YOUR GOAL: Extract every line of the material below and reproduce it faithfully.

____________________

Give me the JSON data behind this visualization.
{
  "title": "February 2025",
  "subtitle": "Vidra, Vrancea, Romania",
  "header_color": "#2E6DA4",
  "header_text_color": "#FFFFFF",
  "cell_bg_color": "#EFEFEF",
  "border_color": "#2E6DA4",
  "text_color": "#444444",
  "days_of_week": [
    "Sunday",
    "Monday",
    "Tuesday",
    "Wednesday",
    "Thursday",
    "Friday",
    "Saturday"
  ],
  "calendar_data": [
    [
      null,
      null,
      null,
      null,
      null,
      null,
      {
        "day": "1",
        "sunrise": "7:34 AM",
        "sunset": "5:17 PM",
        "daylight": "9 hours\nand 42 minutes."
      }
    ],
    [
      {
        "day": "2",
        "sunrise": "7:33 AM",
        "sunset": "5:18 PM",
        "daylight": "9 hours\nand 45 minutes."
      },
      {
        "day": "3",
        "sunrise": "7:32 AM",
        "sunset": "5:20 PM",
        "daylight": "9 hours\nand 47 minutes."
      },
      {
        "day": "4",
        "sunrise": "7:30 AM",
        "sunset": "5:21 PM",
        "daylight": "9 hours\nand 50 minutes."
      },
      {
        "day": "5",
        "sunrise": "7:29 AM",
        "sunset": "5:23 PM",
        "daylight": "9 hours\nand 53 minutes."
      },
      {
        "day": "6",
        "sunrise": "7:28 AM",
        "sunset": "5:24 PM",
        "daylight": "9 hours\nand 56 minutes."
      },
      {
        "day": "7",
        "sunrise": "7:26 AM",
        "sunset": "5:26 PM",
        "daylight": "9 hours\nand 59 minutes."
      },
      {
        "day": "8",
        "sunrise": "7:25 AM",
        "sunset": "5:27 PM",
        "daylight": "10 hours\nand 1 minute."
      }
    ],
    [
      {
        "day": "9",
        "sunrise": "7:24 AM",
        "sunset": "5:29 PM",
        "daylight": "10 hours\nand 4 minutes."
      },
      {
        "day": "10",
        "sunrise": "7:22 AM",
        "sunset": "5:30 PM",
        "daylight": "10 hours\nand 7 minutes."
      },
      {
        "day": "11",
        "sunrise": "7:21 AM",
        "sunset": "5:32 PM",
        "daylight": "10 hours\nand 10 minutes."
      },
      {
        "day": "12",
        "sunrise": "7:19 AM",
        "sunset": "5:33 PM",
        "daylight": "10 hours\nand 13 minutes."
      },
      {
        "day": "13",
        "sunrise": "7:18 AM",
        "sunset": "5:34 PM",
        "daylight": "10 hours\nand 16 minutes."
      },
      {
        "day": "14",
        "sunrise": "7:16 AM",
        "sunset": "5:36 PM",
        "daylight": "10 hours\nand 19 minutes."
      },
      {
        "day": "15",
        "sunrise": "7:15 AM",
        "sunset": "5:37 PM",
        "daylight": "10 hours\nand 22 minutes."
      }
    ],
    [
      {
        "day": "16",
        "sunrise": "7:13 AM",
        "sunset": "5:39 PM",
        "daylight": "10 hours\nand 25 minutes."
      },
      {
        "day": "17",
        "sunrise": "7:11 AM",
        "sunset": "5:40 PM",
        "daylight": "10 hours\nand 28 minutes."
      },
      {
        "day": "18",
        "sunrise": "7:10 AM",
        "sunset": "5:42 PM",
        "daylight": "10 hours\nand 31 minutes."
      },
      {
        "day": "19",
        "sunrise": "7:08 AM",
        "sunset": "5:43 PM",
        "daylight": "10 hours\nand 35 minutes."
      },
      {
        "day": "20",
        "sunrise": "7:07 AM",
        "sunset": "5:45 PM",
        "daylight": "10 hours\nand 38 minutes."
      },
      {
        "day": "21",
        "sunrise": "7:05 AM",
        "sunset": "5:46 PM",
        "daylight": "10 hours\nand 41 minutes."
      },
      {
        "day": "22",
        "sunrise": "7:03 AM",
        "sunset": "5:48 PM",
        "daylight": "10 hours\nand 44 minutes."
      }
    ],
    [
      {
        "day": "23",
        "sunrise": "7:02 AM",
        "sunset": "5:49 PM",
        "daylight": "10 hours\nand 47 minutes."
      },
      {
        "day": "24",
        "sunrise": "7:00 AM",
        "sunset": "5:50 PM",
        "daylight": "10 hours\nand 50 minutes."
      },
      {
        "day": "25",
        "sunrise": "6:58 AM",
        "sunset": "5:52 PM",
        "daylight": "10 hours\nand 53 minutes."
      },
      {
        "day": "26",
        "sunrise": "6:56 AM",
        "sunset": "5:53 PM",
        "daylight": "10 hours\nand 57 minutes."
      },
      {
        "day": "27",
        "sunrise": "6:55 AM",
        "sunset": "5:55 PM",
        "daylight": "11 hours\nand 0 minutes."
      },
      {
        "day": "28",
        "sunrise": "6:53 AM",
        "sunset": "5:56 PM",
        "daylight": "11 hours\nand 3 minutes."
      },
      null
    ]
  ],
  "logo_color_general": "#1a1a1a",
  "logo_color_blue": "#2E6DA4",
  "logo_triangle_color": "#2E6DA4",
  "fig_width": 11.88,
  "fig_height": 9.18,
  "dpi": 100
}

____________________

TASK ANSWER:
Give me the JSON data behind this visualization.
{
  "title": "February 2025",
  "subtitle": "Vidra, Vrancea, Romania",
  "header_color": "#2E6DA4",
  "header_text_color": "#FFFFFF",
  "cell_bg_color": "#EFEFEF",
  "border_color": "#2E6DA4",
  "text_color": "#444444",
  "days_of_week": [
    "Sunday",
    "Monday",
    "Tuesday",
    "Wednesday",
    "Thursday",
    "Friday",
    "Saturday"
  ],
  "calendar_data": [
    [
      null,
      null,
      null,
      null,
      null,
      null,
      {
        "day": "1",
        "sunrise": "7:34 AM",
        "sunset": "5:17 PM",
        "daylight": "9 hours\nand 42 minutes."
      }
    ],
    [
      {
        "day": "2",
        "sunrise": "7:33 AM",
        "sunset": "5:18 PM",
        "daylight": "9 hours\nand 45 minutes."
      },
      {
        "day": "3",
        "sunrise": "7:32 AM",
        "sunset": "5:20 PM",
        "daylight": "9 hours\nand 47 minutes."
      },
      {
        "day": "4",
        "sunrise": "7:30 AM",
        "sunset": "5:21 PM",
        "daylight": "9 hours\nand 50 minutes."
      },
      {
        "day": "5",
        "sunrise": "7:29 AM",
        "sunset": "5:23 PM",
        "daylight": "9 hours\nand 53 minutes."
      },
      {
        "day": "6",
        "sunrise": "7:28 AM",
        "sunset": "5:24 PM",
        "daylight": "9 hours\nand 56 minutes."
      },
      {
        "day": "7",
        "sunrise": "7:26 AM",
        "sunset": "5:26 PM",
        "daylight": "9 hours\nand 59 minutes."
      },
      {
        "day": "8",
        "sunrise": "7:25 AM",
        "sunset": "5:27 PM",
        "daylight": "10 hours\nand 1 minute."
      }
    ],
    [
      {
        "day": "9",
        "sunrise": "7:24 AM",
        "sunset": "5:29 PM",
        "daylight": "10 hours\nand 4 minutes."
      },
      {
        "day": "10",
        "sunrise": "7:22 AM",
        "sunset": "5:30 PM",
        "daylight": "10 hours\nand 7 minutes."
      },
      {
        "day": "11",
        "sunrise": "7:21 AM",
        "sunset": "5:32 PM",
        "daylight": "10 hours\nand 10 minutes."
      },
      {
        "day": "12",
        "sunrise": "7:19 AM",
        "sunset": "5:33 PM",
        "daylight": "10 hours\nand 13 minutes."
      },
      {
        "day": "13",
        "sunrise": "7:18 AM",
        "sunset": "5:34 PM",
        "daylight": "10 hours\nand 16 minutes."
      },
      {
        "day": "14",
        "sunrise": "7:16 AM",
        "sunset": "5:36 PM",
        "daylight": "10 hours\nand 19 minutes."
      },
      {
        "day": "15",
        "sunrise": "7:15 AM",
        "sunset": "5:37 PM",
        "daylight": "10 hours\nand 22 minutes."
      }
    ],
    [
      {
        "day": "16",
        "sunrise": "7:13 AM",
        "sunset": "5:39 PM",
        "daylight": "10 hours\nand 25 minutes."
      },
      {
        "day": "17",
        "sunrise": "7:11 AM",
        "sunset": "5:40 PM",
        "daylight": "10 hours\nand 28 minutes."
      },
      {
        "day": "18",
        "sunrise": "7:10 AM",
        "sunset": "5:42 PM",
        "daylight": "10 hours\nand 31 minutes."
      },
      {
        "day": "19",
        "sunrise": "7:08 AM",
        "sunset": "5:43 PM",
        "daylight": "10 hours\nand 35 minutes."
      },
      {
        "day": "20",
        "sunrise": "7:07 AM",
        "sunset": "5:45 PM",
        "daylight": "10 hours\nand 38 minutes."
      },
      {
        "day": "21",
        "sunrise": "7:05 AM",
        "sunset": "5:46 PM",
        "daylight": "10 hours\nand 41 minutes."
      },
      {
        "day": "22",
        "sunrise": "7:03 AM",
        "sunset": "5:48 PM",
        "daylight": "10 hours\nand 44 minutes."
      }
    ],
    [
      {
        "day": "23",
        "sunrise": "7:02 AM",
        "sunset": "5:49 PM",
        "daylight": "10 hours\nand 47 minutes."
      },
      {
        "day": "24",
        "sunrise": "7:00 AM",
        "sunset": "5:50 PM",
        "daylight": "10 hours\nand 50 minutes."
      },
      {
        "day": "25",
        "sunrise": "6:58 AM",
        "sunset": "5:52 PM",
        "daylight": "10 hours\nand 53 minutes."
      },
      {
        "day": "26",
        "sunrise": "6:56 AM",
        "sunset": "5:53 PM",
        "daylight": "10 hours\nand 57 minutes."
      },
      {
        "day": "27",
        "sunrise": "6:55 AM",
        "sunset": "5:55 PM",
        "daylight": "11 hours\nand 0 minutes."
      },
      {
        "day": "28",
        "sunrise": "6:53 AM",
        "sunset": "5:56 PM",
        "daylight": "11 hours\nand 3 minutes."
      },
      null
    ]
  ],
  "logo_color_general": "#1a1a1a",
  "logo_color_blue": "#2E6DA4",
  "logo_triangle_color": "#2E6DA4",
  "fig_width": 11.88,
  "fig_height": 9.18,
  "dpi": 100
}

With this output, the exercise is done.